Goal:
Pull out every line of the listing below where "fase" appears.

Stored data:
## begin

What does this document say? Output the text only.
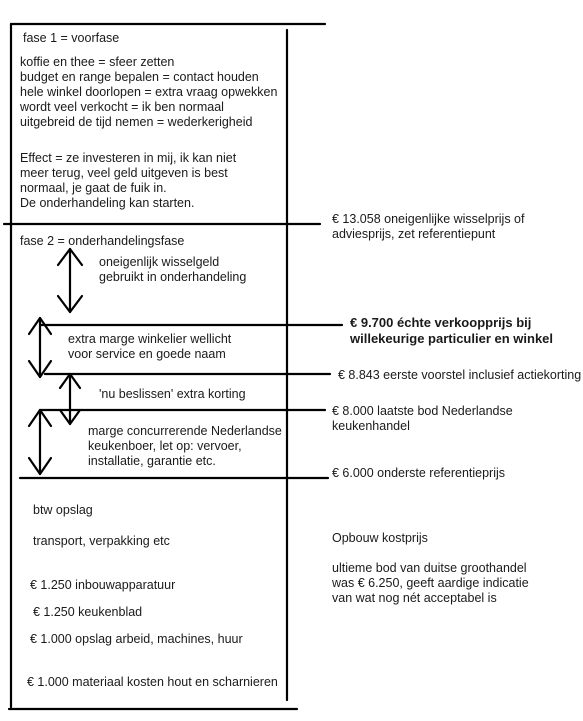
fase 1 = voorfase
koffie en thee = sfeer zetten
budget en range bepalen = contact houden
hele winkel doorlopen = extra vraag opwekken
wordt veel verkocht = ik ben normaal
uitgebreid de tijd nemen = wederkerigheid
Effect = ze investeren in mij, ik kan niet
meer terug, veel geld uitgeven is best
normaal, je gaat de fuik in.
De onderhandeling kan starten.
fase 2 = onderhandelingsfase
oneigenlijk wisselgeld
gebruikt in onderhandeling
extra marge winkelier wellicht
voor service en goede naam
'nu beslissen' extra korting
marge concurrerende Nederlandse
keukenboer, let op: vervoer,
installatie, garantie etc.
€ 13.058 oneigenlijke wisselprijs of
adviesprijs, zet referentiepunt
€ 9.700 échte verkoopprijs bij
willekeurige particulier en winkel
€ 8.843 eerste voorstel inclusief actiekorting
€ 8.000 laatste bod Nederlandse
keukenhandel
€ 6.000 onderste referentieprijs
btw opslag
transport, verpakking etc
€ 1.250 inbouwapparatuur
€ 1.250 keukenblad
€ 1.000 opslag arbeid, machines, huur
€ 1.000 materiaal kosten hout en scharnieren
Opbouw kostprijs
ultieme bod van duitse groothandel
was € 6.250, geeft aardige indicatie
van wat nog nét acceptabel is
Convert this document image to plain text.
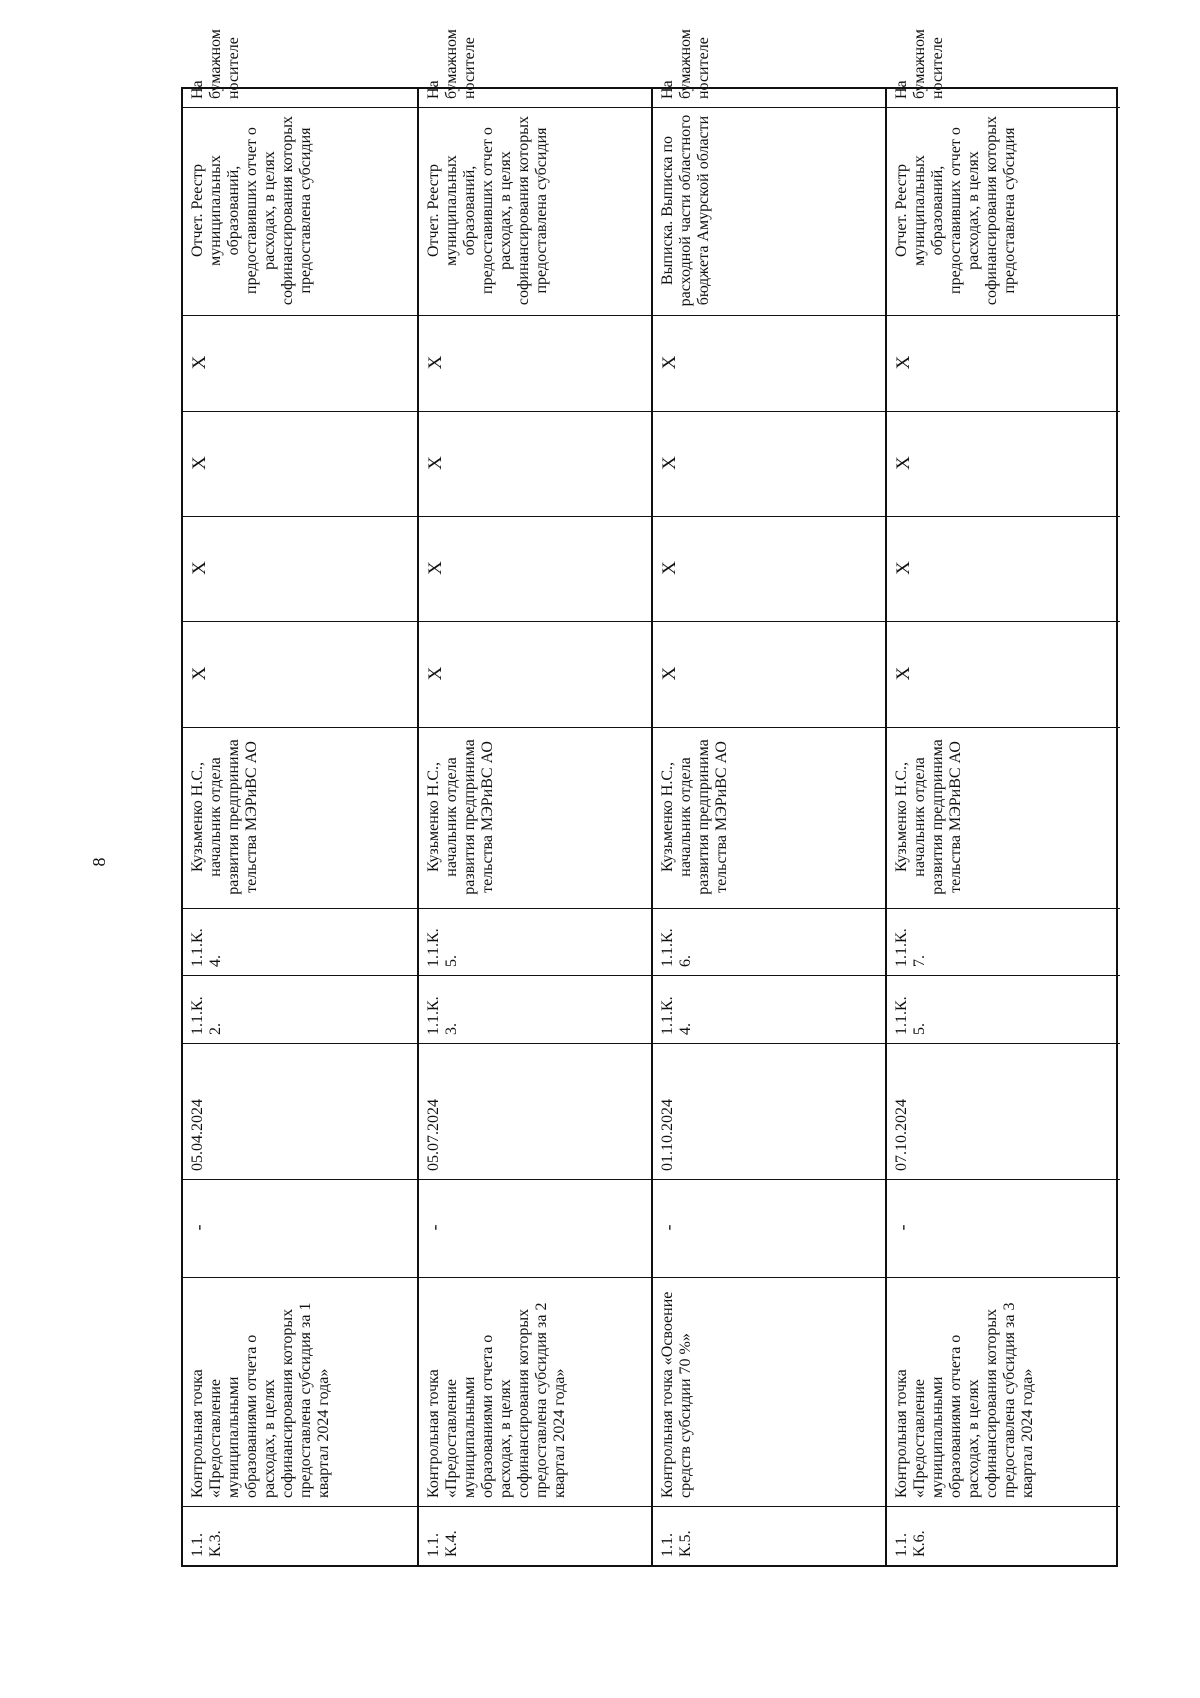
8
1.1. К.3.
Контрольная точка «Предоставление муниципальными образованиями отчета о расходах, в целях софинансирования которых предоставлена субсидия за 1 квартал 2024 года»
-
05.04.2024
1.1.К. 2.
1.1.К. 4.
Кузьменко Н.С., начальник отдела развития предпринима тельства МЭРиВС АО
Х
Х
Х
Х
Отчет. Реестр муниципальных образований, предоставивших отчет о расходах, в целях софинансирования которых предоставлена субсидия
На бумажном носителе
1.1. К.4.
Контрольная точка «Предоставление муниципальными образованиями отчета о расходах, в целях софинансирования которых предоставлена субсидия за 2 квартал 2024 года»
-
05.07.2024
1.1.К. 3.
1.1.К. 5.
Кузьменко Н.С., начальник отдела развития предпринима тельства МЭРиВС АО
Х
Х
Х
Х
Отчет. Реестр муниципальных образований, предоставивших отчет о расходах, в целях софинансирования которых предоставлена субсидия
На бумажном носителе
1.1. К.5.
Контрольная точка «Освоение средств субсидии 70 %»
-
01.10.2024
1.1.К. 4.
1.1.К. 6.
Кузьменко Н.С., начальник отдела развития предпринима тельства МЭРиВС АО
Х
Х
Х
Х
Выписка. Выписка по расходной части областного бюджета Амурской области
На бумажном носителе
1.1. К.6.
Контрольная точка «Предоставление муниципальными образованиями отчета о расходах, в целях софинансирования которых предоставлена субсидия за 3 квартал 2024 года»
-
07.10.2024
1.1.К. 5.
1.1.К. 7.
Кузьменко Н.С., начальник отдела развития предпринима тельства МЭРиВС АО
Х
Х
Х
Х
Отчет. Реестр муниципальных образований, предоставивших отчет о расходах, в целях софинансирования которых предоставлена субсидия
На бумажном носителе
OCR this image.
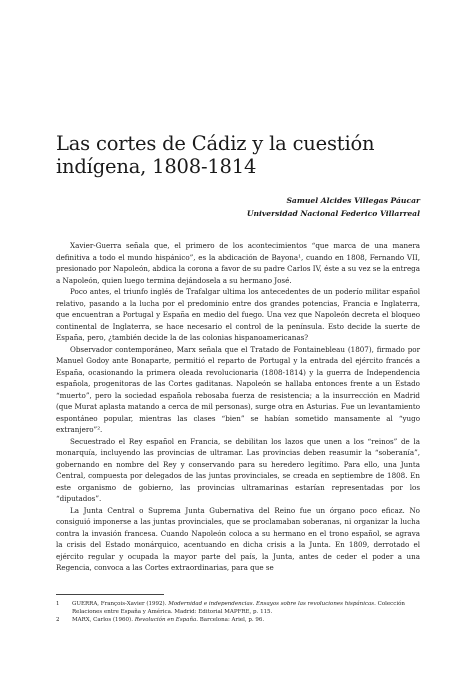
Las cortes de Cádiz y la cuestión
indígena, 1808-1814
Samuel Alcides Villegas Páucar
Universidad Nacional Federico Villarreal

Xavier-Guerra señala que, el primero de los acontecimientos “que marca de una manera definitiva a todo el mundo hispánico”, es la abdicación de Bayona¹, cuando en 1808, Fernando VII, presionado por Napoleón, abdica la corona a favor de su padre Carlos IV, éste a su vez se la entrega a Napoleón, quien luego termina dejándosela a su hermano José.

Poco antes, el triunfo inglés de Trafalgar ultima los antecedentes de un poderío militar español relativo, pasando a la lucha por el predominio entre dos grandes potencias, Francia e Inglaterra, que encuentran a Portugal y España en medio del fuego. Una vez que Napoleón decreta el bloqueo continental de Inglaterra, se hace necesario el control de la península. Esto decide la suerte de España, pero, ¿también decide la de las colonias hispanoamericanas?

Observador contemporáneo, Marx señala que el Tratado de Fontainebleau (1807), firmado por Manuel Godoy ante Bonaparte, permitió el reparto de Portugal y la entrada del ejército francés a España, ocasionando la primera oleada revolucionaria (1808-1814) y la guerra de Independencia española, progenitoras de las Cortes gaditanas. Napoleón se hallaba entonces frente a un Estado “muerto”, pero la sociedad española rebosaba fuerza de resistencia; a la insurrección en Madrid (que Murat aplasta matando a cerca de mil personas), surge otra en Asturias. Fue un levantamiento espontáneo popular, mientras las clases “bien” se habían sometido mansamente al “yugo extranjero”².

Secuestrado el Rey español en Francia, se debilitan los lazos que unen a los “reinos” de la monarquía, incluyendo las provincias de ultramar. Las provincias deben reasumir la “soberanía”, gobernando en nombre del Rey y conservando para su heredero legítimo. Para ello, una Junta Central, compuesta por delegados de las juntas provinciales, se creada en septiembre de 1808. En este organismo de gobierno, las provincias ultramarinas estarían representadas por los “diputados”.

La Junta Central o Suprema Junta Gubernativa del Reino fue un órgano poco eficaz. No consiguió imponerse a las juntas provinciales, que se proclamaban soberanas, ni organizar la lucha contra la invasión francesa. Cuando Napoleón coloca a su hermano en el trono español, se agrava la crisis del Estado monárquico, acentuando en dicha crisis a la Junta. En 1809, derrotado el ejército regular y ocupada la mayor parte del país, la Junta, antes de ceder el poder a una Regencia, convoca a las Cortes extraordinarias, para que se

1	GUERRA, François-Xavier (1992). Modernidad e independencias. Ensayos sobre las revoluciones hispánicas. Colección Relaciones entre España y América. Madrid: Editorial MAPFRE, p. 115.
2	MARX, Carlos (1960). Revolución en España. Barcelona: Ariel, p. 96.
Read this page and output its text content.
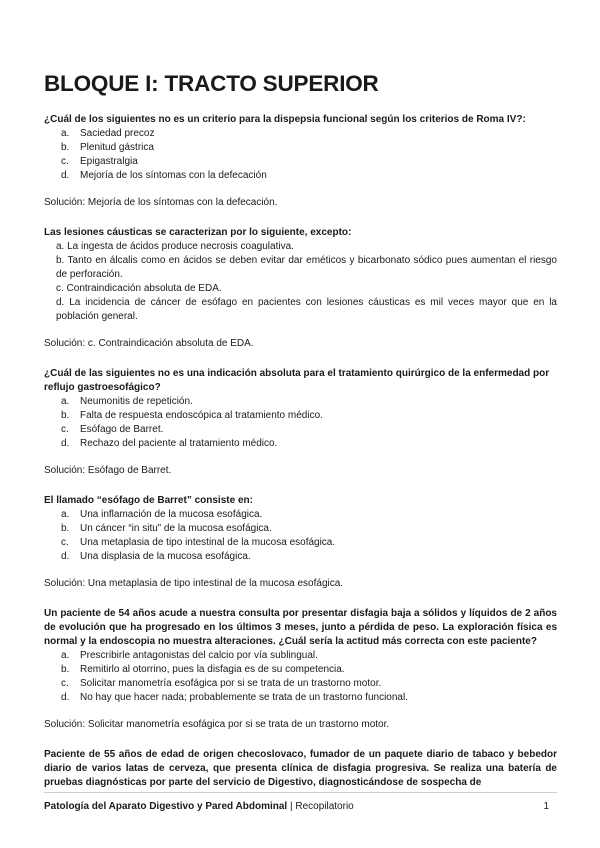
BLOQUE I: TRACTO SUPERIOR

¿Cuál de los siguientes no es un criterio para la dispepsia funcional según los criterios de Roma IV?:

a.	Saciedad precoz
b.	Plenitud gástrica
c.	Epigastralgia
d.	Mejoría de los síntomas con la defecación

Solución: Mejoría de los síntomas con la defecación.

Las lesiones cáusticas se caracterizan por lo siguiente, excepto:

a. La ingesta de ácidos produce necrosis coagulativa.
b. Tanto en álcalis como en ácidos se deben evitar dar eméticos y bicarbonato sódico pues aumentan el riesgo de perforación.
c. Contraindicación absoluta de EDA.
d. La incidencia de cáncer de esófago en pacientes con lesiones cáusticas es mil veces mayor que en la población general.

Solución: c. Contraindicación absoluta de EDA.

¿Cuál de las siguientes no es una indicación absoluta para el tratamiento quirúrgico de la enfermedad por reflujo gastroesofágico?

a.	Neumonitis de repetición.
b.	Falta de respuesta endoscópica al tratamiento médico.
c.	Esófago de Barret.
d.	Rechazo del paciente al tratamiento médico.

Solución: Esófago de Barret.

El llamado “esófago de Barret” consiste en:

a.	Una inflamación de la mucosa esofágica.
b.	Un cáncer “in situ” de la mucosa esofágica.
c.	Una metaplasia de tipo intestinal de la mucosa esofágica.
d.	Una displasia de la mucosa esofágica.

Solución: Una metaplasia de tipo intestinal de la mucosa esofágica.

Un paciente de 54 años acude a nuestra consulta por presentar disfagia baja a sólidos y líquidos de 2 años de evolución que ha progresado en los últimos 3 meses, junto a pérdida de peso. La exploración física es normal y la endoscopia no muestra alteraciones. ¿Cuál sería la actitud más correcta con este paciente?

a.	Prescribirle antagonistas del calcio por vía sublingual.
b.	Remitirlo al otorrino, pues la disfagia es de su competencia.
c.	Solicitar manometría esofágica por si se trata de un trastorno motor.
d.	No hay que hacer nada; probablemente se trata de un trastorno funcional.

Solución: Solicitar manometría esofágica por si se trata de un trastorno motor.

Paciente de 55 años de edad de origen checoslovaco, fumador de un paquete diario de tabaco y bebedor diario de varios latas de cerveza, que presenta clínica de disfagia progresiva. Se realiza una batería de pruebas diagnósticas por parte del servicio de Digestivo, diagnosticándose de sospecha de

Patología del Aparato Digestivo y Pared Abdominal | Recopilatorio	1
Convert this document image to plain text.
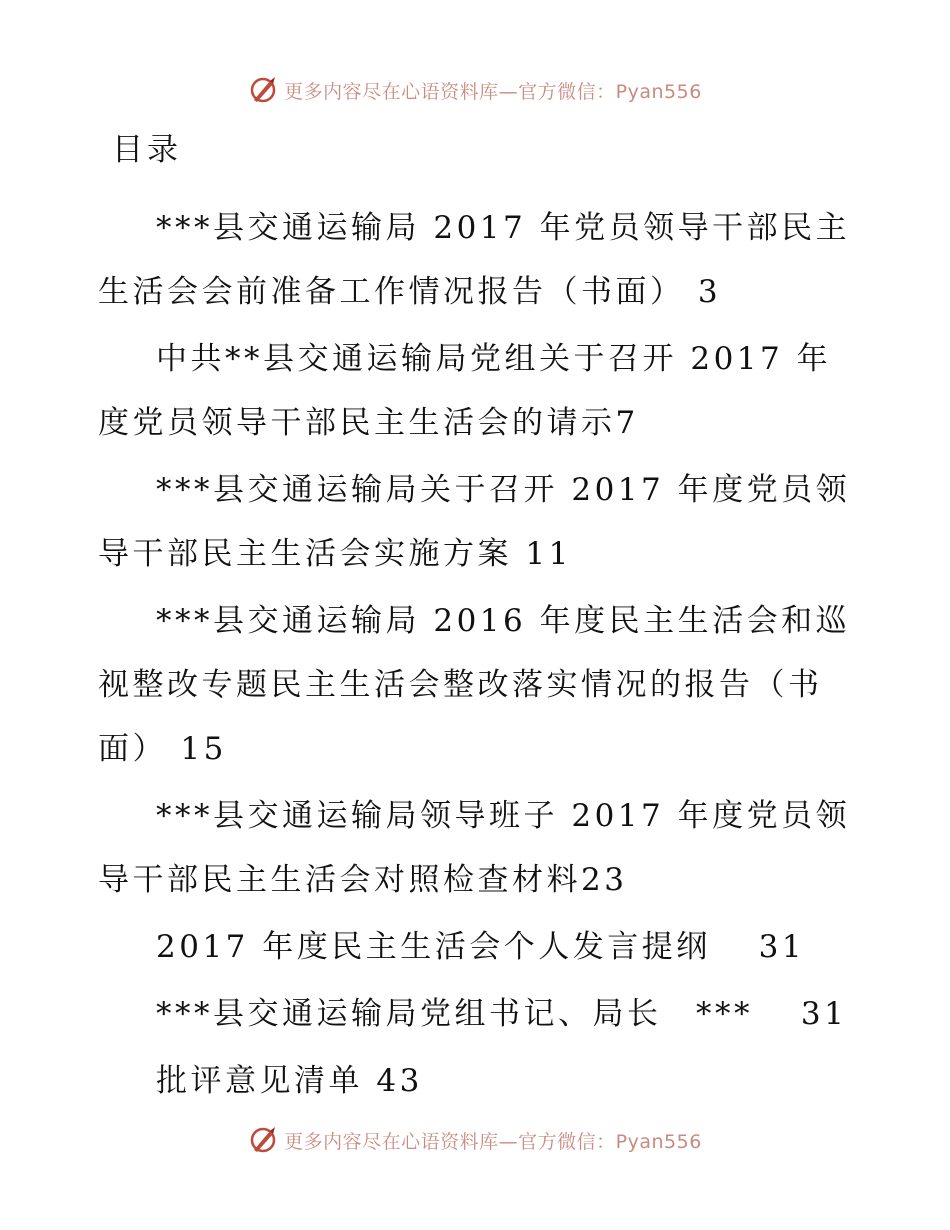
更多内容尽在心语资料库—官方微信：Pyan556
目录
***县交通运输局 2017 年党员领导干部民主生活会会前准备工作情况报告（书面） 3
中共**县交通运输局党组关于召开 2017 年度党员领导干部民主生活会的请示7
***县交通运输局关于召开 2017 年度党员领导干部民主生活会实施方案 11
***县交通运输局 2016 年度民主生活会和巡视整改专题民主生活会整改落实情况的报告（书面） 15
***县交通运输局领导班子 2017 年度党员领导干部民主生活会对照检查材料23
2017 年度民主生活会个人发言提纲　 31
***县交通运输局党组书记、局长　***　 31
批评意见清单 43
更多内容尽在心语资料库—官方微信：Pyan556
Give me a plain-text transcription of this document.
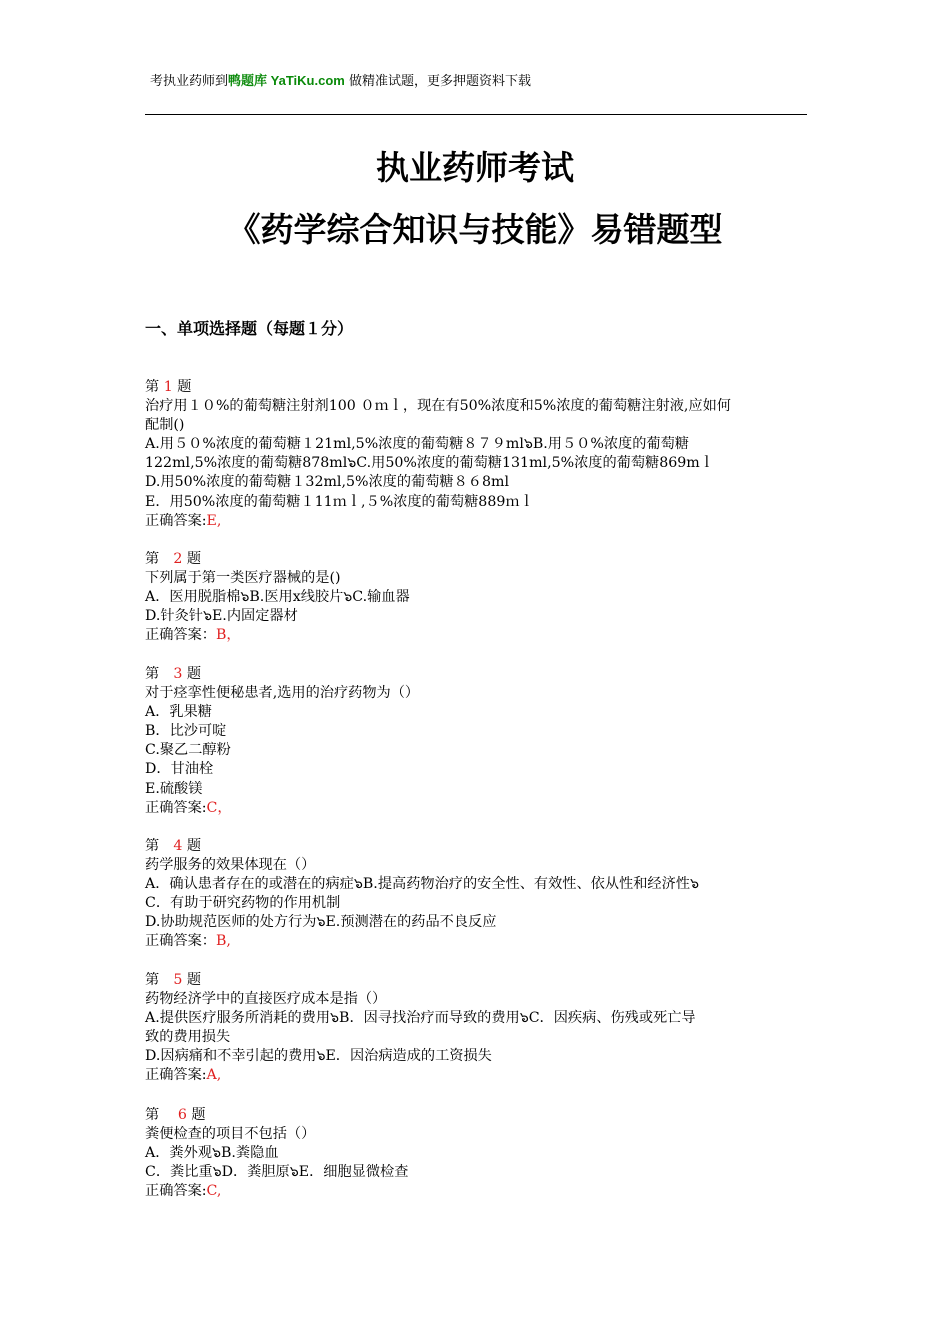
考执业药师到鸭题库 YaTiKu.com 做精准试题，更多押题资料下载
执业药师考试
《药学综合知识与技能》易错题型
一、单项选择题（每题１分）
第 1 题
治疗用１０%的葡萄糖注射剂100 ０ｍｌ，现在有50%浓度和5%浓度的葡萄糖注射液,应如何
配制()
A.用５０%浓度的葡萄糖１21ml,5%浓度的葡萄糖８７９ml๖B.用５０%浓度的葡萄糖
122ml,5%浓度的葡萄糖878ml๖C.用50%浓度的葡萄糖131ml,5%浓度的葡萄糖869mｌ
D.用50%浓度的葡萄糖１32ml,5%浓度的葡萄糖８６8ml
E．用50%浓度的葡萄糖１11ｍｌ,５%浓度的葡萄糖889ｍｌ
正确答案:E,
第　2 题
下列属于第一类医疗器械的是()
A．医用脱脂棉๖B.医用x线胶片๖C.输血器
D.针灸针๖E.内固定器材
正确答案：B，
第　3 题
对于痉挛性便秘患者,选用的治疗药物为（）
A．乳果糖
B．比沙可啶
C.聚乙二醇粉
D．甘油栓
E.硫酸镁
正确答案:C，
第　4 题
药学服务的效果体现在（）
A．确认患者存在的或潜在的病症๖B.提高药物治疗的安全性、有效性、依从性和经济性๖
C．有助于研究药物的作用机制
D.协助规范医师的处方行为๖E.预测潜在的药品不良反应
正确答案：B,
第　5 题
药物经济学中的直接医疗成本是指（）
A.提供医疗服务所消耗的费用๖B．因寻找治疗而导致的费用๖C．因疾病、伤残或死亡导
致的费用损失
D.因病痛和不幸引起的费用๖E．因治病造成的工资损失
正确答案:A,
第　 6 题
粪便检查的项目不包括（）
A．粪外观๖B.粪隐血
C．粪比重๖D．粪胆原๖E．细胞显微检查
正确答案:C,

## end

Final result:
fase 1 = voorfase
fase 2 = onderhandelingsfase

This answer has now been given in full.